====== Supplied material

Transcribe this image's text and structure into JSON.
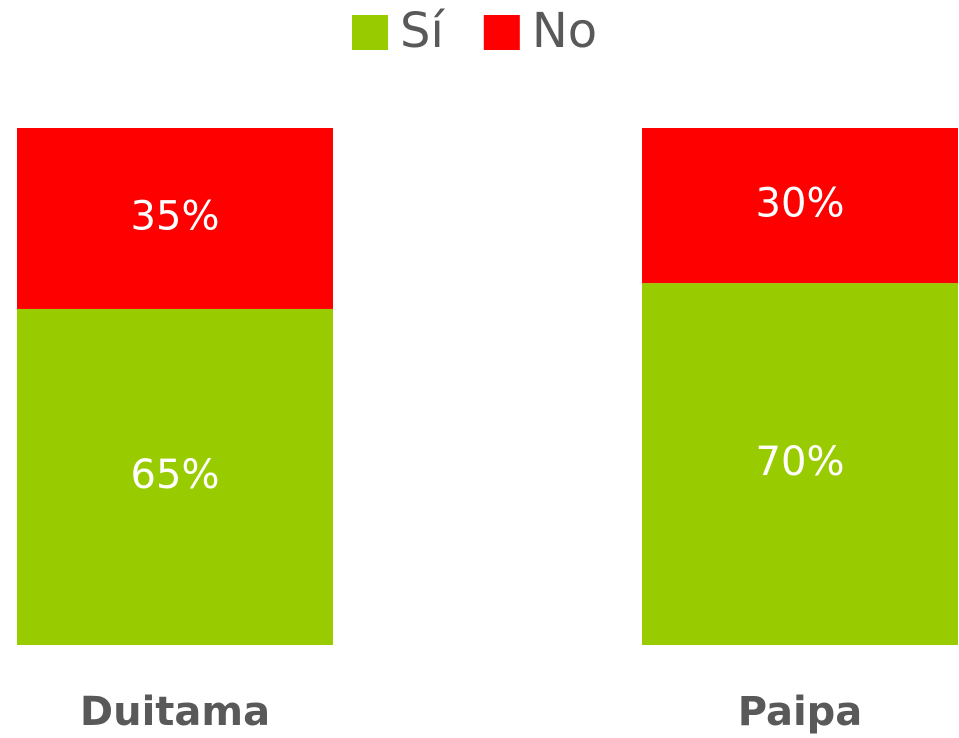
{
  "chart_data": {
    "type": "stacked_bar",
    "categories": [
      "Duitama",
      "Paipa"
    ],
    "series": [
      {
        "name": "Sí",
        "color": "#99cc00",
        "values": [
          65,
          70
        ],
        "value_labels": [
          "65%",
          "70%"
        ]
      },
      {
        "name": "No",
        "color": "#ff0000",
        "values": [
          35,
          30
        ],
        "value_labels": [
          "35%",
          "30%"
        ]
      }
    ],
    "ylim": [
      0,
      100
    ],
    "legend": "top"
  }
}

============

### What you need to do
Please set down each line of the data above exactly as written, without the pictures.

### Result of this task
Transcribe this image's text and structure into JSON.
{
  "chart_data": {
    "type": "stacked_bar",
    "categories": [
      "Duitama",
      "Paipa"
    ],
    "series": [
      {
        "name": "Sí",
        "color": "#99cc00",
        "values": [
          65,
          70
        ],
        "value_labels": [
          "65%",
          "70%"
        ]
      },
      {
        "name": "No",
        "color": "#ff0000",
        "values": [
          35,
          30
        ],
        "value_labels": [
          "35%",
          "30%"
        ]
      }
    ],
    "ylim": [
      0,
      100
    ],
    "legend": "top"
  }
}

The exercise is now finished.